— INSTRUCTIONS FOR THE TASK —
Pictures in the records should not be copied, but every other part must be repeated exactly.

▼

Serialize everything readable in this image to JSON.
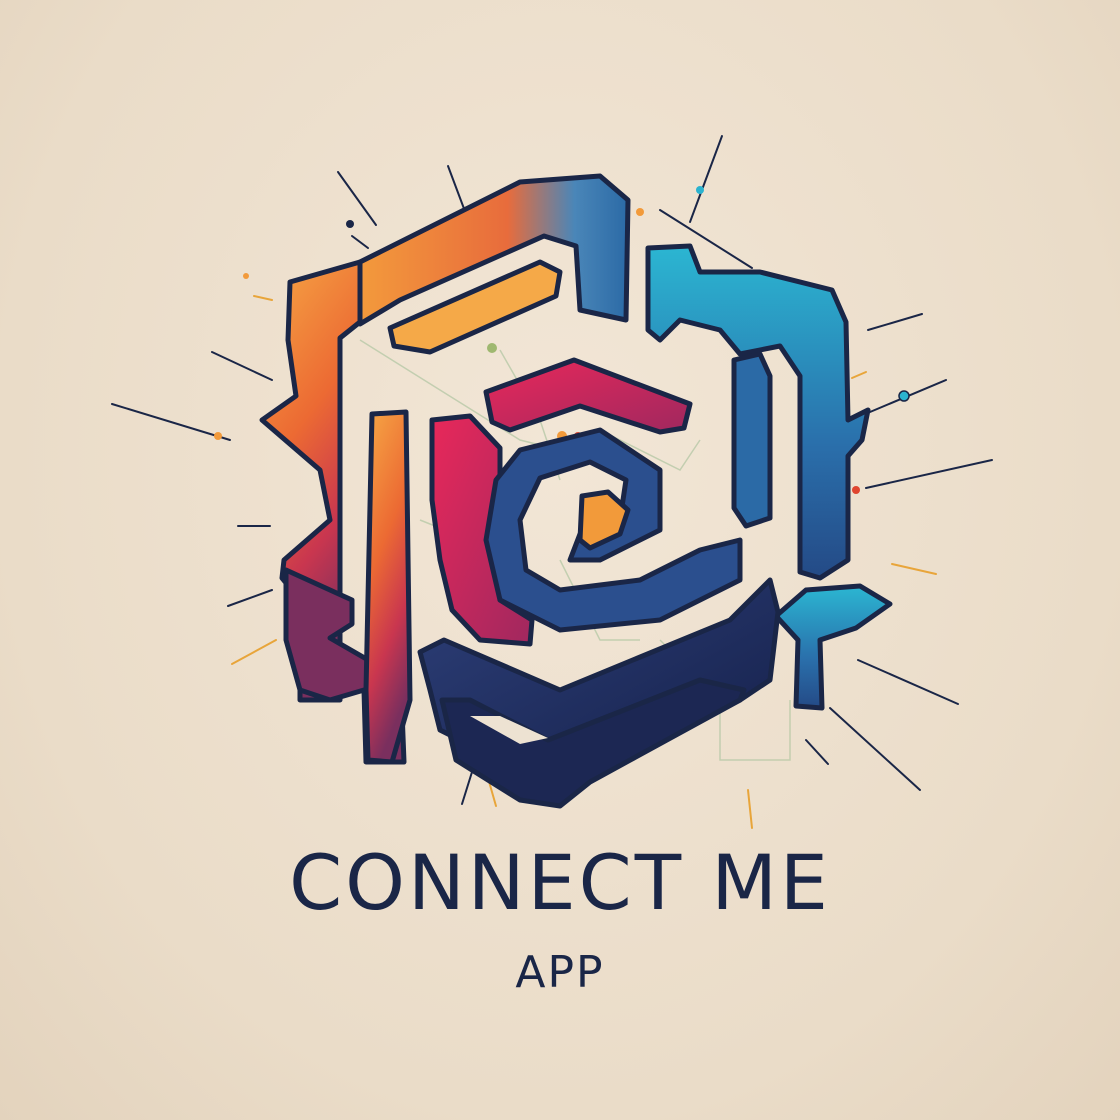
{
  "logo": {
    "icon": "hexagon-maze-knot-icon",
    "title": "CONNECT ME",
    "subtitle": "APP"
  },
  "colors": {
    "background": "#ede2d2",
    "navy": "#1a2647",
    "blue": "#2b5f9e",
    "cyan": "#2bb3cf",
    "orange": "#f29a3a",
    "red": "#e0452f",
    "magenta": "#d8265a",
    "plum": "#7a2f5e"
  }
}
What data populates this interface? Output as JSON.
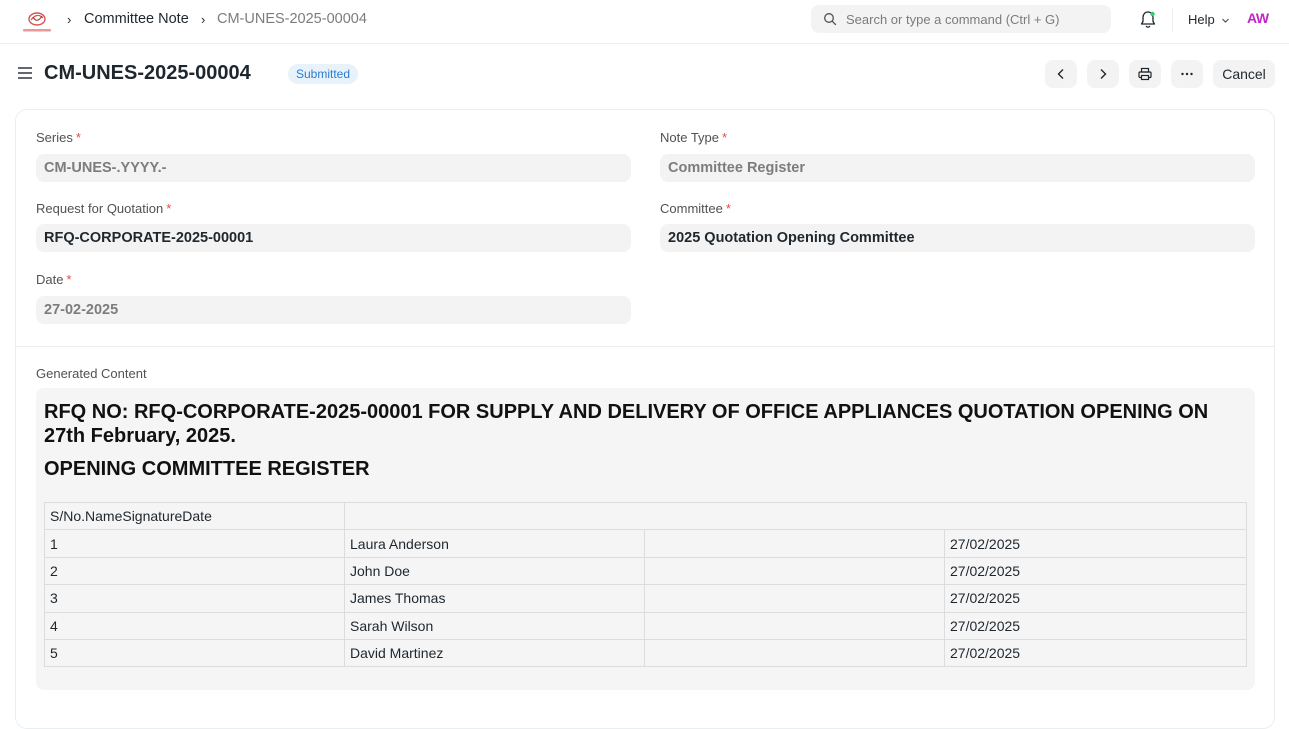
{
  "navbar": {
    "breadcrumbs": [
      "Committee Note",
      "CM-UNES-2025-00004"
    ],
    "search_placeholder": "Search or type a command (Ctrl + G)",
    "help_label": "Help",
    "avatar_initials": "AW"
  },
  "header": {
    "title": "CM-UNES-2025-00004",
    "status": "Submitted",
    "cancel_label": "Cancel"
  },
  "form": {
    "series": {
      "label": "Series",
      "value": "CM-UNES-.YYYY.-"
    },
    "note_type": {
      "label": "Note Type",
      "value": "Committee Register"
    },
    "rfq": {
      "label": "Request for Quotation",
      "value": "RFQ-CORPORATE-2025-00001"
    },
    "committee": {
      "label": "Committee",
      "value": "2025 Quotation Opening Committee"
    },
    "date": {
      "label": "Date",
      "value": "27-02-2025"
    },
    "required_mark": "*"
  },
  "generated": {
    "label": "Generated Content",
    "heading": "RFQ NO: RFQ-CORPORATE-2025-00001 FOR SUPPLY AND DELIVERY OF OFFICE APPLIANCES QUOTATION OPENING ON 27th February, 2025.",
    "subheading": "OPENING COMMITTEE REGISTER",
    "table_header": "S/No.NameSignatureDate",
    "rows": [
      {
        "no": "1",
        "name": "Laura Anderson",
        "signature": "",
        "date": "27/02/2025"
      },
      {
        "no": "2",
        "name": "John Doe",
        "signature": "",
        "date": "27/02/2025"
      },
      {
        "no": "3",
        "name": "James Thomas",
        "signature": "",
        "date": "27/02/2025"
      },
      {
        "no": "4",
        "name": "Sarah Wilson",
        "signature": "",
        "date": "27/02/2025"
      },
      {
        "no": "5",
        "name": "David Martinez",
        "signature": "",
        "date": "27/02/2025"
      }
    ]
  },
  "colors": {
    "status_badge_bg": "#e8f2fb",
    "status_badge_text": "#2b7cd3",
    "required": "#e24c4c",
    "avatar": "#c225c7"
  },
  "icons": [
    "app-logo-icon",
    "chevron-right-icon",
    "search-icon",
    "bell-icon",
    "chevron-down-icon",
    "menu-icon",
    "chevron-left-icon",
    "printer-icon",
    "more-icon"
  ]
}
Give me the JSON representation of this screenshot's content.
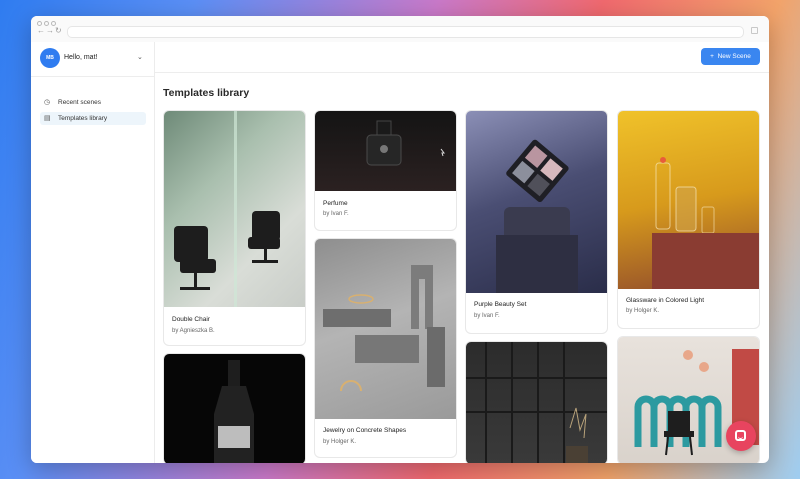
{
  "user": {
    "initials": "MB",
    "greeting": "Hello, mat!"
  },
  "sidebar": {
    "items": [
      {
        "label": "Recent scenes",
        "icon": "clock-icon"
      },
      {
        "label": "Templates library",
        "icon": "library-icon"
      }
    ]
  },
  "header": {
    "new_scene_label": "New Scene",
    "new_scene_icon": "+"
  },
  "main": {
    "title": "Templates library"
  },
  "templates": [
    {
      "title": "Double Chair",
      "author": "by Agnieszka B."
    },
    {
      "title": "Perfume",
      "author": "by Ivan F."
    },
    {
      "title": "Jewelry on Concrete Shapes",
      "author": "by Holger K."
    },
    {
      "title": "Purple Beauty Set",
      "author": "by Ivan F."
    },
    {
      "title": "Glassware in Colored Light",
      "author": "by Holger K."
    },
    {
      "title": "",
      "author": ""
    },
    {
      "title": "",
      "author": ""
    },
    {
      "title": "",
      "author": ""
    }
  ],
  "colors": {
    "accent": "#3a86f0",
    "chat": "#e8445f"
  }
}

▲

— TASK ANSWER —
Serialize everything readable in this image to JSON.
{
  "logo": {
    "icon": "hexagon-maze-knot-icon",
    "title": "CONNECT ME",
    "subtitle": "APP"
  },
  "colors": {
    "background": "#ede2d2",
    "navy": "#1a2647",
    "blue": "#2b5f9e",
    "cyan": "#2bb3cf",
    "orange": "#f29a3a",
    "red": "#e0452f",
    "magenta": "#d8265a",
    "plum": "#7a2f5e"
  }
}
What data populates this interface? Output as JSON.
{
  "navbar": {
    "breadcrumbs": [
      "Committee Note",
      "CM-UNES-2025-00004"
    ],
    "search_placeholder": "Search or type a command (Ctrl + G)",
    "help_label": "Help",
    "avatar_initials": "AW"
  },
  "header": {
    "title": "CM-UNES-2025-00004",
    "status": "Submitted",
    "cancel_label": "Cancel"
  },
  "form": {
    "series": {
      "label": "Series",
      "value": "CM-UNES-.YYYY.-"
    },
    "note_type": {
      "label": "Note Type",
      "value": "Committee Register"
    },
    "rfq": {
      "label": "Request for Quotation",
      "value": "RFQ-CORPORATE-2025-00001"
    },
    "committee": {
      "label": "Committee",
      "value": "2025 Quotation Opening Committee"
    },
    "date": {
      "label": "Date",
      "value": "27-02-2025"
    },
    "required_mark": "*"
  },
  "generated": {
    "label": "Generated Content",
    "heading": "RFQ NO: RFQ-CORPORATE-2025-00001 FOR SUPPLY AND DELIVERY OF OFFICE APPLIANCES QUOTATION OPENING ON 27th February, 2025.",
    "subheading": "OPENING COMMITTEE REGISTER",
    "table_header": "S/No.NameSignatureDate",
    "rows": [
      {
        "no": "1",
        "name": "Laura Anderson",
        "signature": "",
        "date": "27/02/2025"
      },
      {
        "no": "2",
        "name": "John Doe",
        "signature": "",
        "date": "27/02/2025"
      },
      {
        "no": "3",
        "name": "James Thomas",
        "signature": "",
        "date": "27/02/2025"
      },
      {
        "no": "4",
        "name": "Sarah Wilson",
        "signature": "",
        "date": "27/02/2025"
      },
      {
        "no": "5",
        "name": "David Martinez",
        "signature": "",
        "date": "27/02/2025"
      }
    ]
  },
  "colors": {
    "status_badge_bg": "#e8f2fb",
    "status_badge_text": "#2b7cd3",
    "required": "#e24c4c",
    "avatar": "#c225c7"
  },
  "icons": [
    "app-logo-icon",
    "chevron-right-icon",
    "search-icon",
    "bell-icon",
    "chevron-down-icon",
    "menu-icon",
    "chevron-left-icon",
    "printer-icon",
    "more-icon"
  ]
}
Give me the JSON representation of this screenshot's content.
{
  "user": {
    "initials": "MB",
    "greeting": "Hello, mat!"
  },
  "sidebar": {
    "items": [
      {
        "label": "Recent scenes",
        "icon": "clock-icon"
      },
      {
        "label": "Templates library",
        "icon": "library-icon"
      }
    ]
  },
  "header": {
    "new_scene_label": "New Scene",
    "new_scene_icon": "+"
  },
  "main": {
    "title": "Templates library"
  },
  "templates": [
    {
      "title": "Double Chair",
      "author": "by Agnieszka B."
    },
    {
      "title": "Perfume",
      "author": "by Ivan F."
    },
    {
      "title": "Jewelry on Concrete Shapes",
      "author": "by Holger K."
    },
    {
      "title": "Purple Beauty Set",
      "author": "by Ivan F."
    },
    {
      "title": "Glassware in Colored Light",
      "author": "by Holger K."
    },
    {
      "title": "",
      "author": ""
    },
    {
      "title": "",
      "author": ""
    },
    {
      "title": "",
      "author": ""
    }
  ],
  "colors": {
    "accent": "#3a86f0",
    "chat": "#e8445f"
  }
}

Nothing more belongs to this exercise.